• [Recorded data]:
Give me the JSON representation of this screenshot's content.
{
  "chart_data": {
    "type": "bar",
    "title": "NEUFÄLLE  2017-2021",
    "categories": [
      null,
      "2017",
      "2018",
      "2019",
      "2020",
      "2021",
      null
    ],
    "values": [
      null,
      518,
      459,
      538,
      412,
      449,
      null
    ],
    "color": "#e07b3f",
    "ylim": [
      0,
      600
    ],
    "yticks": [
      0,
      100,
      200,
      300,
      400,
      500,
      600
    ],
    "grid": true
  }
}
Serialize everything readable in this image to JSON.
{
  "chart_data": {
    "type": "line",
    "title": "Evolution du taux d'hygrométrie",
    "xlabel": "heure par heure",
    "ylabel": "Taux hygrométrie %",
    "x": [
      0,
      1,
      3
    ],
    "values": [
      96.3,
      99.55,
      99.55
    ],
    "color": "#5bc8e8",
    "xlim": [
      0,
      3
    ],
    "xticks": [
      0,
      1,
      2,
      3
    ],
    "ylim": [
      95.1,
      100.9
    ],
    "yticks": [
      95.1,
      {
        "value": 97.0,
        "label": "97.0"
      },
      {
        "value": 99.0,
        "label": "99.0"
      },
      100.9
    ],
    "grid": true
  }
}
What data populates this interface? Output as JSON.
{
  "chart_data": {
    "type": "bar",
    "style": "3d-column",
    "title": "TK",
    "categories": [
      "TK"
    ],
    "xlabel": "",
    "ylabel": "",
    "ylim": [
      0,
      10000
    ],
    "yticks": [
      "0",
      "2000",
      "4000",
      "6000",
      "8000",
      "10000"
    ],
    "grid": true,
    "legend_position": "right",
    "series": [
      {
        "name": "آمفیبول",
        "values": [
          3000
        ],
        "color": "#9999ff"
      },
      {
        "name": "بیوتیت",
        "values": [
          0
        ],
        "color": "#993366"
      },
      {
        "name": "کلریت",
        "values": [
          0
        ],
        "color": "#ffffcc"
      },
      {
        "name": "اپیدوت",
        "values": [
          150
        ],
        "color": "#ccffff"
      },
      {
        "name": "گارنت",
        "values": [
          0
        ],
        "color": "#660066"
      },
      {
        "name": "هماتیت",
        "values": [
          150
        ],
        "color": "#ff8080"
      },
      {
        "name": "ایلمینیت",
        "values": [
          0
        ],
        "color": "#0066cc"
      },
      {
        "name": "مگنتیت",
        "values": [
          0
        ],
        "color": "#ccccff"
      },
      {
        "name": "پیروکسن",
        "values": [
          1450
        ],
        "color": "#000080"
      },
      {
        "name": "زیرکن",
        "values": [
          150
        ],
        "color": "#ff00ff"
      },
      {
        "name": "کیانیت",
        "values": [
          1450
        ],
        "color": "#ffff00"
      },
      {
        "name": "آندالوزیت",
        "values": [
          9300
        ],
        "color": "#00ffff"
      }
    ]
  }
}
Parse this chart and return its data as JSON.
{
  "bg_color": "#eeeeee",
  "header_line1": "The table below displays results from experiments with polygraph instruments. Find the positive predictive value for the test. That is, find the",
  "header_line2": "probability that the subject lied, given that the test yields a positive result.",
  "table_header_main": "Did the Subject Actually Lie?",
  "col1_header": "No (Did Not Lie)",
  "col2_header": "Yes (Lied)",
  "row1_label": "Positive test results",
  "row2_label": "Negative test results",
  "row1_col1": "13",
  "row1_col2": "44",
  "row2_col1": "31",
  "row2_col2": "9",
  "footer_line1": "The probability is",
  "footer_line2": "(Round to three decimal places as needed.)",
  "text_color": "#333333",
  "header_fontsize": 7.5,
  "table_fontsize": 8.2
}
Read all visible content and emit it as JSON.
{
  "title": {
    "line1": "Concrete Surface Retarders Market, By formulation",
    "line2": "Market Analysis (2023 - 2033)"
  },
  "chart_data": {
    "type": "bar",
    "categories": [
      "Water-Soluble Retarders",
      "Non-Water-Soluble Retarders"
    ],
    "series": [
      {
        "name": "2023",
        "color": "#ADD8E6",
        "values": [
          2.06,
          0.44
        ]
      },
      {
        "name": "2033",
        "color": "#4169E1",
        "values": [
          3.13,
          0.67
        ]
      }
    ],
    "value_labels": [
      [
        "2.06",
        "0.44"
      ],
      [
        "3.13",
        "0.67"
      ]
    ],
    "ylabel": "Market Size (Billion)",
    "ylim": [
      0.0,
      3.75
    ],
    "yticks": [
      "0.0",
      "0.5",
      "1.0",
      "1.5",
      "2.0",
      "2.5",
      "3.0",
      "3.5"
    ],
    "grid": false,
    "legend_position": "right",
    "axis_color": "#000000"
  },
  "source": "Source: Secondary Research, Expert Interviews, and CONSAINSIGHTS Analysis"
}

• [Stated goal]: Within the listing above, copy each line that has the string "results".

• [Answer to the task]:
  "header_line1": "The table below displays results from experiments with polygraph instruments. Find the positive predictive value for the test. That is, find the",
  "row1_label": "Positive test results",
  "row2_label": "Negative test results",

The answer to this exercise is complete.